What you should do: Wherever the word "screenshot" appears in the entries, copy the whole line.

Records for this exercise:
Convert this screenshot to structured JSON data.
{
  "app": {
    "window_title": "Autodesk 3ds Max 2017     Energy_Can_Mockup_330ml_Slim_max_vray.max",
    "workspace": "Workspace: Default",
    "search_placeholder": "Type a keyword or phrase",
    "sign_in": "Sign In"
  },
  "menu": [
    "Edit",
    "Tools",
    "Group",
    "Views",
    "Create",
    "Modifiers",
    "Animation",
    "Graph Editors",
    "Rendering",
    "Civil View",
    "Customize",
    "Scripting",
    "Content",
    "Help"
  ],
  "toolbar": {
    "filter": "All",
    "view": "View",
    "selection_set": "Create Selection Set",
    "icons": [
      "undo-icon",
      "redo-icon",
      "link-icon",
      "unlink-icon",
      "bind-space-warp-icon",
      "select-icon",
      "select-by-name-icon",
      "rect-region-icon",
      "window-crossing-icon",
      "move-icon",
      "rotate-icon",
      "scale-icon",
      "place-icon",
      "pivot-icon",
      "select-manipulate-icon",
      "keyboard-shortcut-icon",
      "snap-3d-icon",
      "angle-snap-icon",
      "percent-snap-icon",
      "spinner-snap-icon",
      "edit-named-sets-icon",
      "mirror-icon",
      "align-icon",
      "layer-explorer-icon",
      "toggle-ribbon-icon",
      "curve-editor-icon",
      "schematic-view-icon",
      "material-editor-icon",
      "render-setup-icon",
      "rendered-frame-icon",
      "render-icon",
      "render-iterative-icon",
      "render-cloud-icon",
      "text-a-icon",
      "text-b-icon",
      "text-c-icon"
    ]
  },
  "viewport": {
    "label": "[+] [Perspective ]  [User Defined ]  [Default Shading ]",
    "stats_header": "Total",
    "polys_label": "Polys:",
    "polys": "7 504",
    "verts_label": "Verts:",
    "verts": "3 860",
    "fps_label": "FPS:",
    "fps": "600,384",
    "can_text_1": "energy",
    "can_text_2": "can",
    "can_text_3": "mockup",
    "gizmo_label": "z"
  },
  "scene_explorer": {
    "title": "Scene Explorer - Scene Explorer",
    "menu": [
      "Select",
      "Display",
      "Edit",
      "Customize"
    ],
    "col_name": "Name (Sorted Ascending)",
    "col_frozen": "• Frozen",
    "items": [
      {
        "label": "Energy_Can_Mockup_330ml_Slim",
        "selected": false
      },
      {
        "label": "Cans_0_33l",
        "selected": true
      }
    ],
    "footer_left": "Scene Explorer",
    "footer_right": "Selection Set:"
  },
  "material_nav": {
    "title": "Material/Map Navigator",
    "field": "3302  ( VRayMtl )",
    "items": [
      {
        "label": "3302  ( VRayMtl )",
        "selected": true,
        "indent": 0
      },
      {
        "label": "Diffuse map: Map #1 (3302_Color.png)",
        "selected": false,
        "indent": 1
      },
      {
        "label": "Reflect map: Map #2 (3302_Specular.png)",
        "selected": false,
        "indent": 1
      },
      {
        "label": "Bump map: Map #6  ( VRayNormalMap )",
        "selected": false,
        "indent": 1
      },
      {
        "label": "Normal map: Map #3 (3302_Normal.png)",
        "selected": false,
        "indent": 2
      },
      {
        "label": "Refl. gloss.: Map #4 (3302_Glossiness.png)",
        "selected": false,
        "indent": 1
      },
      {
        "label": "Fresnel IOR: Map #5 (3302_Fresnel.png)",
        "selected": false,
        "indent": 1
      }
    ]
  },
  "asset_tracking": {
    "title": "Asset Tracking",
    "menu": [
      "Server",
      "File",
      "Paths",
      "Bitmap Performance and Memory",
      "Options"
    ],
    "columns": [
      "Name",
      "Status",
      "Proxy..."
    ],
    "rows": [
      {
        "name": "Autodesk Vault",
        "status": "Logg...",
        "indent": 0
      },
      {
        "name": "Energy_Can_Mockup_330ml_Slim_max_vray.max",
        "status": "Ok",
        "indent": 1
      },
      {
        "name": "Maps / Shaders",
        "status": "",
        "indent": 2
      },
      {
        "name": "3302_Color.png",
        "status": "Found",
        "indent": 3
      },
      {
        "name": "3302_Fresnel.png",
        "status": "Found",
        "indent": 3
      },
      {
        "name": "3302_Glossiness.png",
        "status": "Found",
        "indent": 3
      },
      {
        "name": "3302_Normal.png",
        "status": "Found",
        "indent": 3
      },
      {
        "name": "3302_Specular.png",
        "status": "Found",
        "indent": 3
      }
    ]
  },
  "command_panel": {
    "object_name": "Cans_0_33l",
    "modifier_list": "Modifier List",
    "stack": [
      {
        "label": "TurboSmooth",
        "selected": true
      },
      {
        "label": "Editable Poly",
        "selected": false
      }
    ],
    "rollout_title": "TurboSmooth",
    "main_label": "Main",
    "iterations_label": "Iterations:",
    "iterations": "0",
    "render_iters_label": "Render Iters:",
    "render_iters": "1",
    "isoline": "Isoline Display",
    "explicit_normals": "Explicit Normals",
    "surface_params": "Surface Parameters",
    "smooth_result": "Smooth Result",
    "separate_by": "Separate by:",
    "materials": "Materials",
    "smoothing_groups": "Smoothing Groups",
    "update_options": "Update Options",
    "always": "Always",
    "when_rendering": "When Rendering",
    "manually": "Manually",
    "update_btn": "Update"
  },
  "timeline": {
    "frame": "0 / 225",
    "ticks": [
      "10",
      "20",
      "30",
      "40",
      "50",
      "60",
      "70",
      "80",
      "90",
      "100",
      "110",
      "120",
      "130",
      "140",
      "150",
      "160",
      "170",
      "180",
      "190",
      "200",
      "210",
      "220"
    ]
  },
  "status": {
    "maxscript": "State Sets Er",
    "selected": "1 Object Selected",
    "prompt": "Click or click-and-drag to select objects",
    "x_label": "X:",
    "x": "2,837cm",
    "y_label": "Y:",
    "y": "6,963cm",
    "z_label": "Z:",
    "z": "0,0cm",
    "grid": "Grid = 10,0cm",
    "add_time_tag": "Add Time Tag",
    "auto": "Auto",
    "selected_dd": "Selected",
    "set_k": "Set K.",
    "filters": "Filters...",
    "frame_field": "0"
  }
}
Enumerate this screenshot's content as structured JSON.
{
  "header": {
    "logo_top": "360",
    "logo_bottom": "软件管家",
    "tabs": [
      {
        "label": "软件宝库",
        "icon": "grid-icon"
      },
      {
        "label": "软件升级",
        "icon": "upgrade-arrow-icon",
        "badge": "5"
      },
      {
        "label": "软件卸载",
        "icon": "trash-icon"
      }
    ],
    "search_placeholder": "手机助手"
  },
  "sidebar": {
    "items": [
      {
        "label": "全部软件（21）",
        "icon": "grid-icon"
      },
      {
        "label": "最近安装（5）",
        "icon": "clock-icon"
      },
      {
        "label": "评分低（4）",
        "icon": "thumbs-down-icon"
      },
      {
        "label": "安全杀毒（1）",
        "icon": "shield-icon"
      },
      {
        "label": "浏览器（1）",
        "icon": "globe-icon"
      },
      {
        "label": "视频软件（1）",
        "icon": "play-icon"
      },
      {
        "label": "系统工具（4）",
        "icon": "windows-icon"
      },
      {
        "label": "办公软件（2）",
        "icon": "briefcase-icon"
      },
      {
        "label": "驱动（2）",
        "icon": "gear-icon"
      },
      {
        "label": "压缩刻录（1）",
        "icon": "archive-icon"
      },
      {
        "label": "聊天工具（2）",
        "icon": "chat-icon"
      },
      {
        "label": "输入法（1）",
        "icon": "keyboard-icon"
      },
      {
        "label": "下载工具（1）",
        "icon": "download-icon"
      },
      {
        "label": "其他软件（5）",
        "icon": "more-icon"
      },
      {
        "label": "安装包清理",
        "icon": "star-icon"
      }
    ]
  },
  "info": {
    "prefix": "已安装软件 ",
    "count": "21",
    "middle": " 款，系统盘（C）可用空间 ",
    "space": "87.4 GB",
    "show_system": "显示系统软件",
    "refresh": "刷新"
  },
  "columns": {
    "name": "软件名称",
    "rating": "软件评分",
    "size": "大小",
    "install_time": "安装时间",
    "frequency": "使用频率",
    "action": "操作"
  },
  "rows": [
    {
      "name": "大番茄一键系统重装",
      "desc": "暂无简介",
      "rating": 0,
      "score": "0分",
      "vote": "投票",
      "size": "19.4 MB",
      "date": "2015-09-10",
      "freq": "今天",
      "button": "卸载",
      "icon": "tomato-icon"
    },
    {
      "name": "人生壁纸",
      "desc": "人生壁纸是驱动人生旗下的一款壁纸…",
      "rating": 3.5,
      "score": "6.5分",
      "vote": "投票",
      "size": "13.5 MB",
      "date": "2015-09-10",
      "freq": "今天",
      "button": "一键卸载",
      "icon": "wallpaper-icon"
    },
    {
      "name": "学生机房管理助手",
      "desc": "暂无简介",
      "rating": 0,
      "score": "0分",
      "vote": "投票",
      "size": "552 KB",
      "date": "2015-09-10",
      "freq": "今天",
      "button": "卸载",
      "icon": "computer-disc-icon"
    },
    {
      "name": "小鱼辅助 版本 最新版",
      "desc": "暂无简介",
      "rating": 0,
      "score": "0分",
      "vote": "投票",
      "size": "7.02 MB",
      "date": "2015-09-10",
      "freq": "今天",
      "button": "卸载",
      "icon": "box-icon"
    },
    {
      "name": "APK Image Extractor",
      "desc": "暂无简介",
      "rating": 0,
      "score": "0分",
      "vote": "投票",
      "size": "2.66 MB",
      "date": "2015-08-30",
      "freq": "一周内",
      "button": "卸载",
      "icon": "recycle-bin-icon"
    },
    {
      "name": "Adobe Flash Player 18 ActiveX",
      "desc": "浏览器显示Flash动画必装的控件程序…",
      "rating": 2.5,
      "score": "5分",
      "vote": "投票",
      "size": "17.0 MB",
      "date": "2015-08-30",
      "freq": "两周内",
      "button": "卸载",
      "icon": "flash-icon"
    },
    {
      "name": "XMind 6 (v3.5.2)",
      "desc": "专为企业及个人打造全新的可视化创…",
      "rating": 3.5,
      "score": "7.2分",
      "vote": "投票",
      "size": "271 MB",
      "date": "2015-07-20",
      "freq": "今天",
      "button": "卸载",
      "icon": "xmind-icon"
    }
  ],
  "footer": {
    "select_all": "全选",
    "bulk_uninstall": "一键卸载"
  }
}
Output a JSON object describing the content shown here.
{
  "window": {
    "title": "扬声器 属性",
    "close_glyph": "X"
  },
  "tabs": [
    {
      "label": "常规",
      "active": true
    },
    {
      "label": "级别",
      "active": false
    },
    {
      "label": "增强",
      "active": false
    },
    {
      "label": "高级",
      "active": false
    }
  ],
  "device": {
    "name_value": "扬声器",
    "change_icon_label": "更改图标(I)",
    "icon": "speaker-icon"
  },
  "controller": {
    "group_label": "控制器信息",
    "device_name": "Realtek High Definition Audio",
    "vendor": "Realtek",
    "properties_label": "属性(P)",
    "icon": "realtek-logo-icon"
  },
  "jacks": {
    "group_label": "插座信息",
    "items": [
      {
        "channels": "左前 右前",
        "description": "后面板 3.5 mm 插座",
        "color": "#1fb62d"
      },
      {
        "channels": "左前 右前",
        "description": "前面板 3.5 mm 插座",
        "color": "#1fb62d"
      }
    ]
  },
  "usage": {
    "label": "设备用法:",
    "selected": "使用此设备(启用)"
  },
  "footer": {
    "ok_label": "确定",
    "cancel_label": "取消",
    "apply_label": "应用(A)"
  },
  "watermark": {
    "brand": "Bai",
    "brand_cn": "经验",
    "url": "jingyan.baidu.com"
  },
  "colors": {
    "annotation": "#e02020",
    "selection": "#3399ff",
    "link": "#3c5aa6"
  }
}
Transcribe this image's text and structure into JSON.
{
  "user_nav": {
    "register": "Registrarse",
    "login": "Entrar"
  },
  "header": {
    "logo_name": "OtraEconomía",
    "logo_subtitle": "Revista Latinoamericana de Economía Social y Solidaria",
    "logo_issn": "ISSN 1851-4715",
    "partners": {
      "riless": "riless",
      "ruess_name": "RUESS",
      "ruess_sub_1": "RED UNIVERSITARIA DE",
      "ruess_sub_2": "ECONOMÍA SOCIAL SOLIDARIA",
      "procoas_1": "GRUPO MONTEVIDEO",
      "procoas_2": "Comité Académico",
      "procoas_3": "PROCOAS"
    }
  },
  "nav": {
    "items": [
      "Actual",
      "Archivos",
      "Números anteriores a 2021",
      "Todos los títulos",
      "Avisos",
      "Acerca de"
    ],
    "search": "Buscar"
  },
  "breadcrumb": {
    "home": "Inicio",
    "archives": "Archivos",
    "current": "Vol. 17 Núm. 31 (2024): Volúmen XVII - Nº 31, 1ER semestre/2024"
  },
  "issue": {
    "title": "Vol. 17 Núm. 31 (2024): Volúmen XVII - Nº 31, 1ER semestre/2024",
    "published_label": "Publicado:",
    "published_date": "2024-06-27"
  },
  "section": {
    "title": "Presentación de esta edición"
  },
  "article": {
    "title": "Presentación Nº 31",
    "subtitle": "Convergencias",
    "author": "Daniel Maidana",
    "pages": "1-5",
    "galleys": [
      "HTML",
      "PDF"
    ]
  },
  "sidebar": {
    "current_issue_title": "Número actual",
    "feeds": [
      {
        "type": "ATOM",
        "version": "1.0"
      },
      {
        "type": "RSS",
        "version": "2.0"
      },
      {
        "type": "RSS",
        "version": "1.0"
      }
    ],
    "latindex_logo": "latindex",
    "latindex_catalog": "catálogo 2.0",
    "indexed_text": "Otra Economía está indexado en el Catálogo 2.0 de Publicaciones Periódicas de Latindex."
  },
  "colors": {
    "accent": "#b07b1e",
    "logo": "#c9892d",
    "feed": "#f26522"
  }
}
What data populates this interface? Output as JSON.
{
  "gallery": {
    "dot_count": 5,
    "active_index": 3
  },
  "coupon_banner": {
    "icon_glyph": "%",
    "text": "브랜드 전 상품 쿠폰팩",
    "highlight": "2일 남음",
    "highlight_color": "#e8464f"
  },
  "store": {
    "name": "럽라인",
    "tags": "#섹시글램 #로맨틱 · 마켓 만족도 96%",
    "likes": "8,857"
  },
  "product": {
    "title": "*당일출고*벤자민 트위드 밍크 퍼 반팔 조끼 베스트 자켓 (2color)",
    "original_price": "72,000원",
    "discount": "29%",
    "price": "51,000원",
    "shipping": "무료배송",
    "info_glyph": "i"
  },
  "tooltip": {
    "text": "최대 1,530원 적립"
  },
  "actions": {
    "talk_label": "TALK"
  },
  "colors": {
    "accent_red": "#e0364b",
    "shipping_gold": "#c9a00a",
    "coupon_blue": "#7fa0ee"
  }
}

Reply to the task:
Convert this screenshot to structured JSON data.
Enumerate this screenshot's content as structured JSON.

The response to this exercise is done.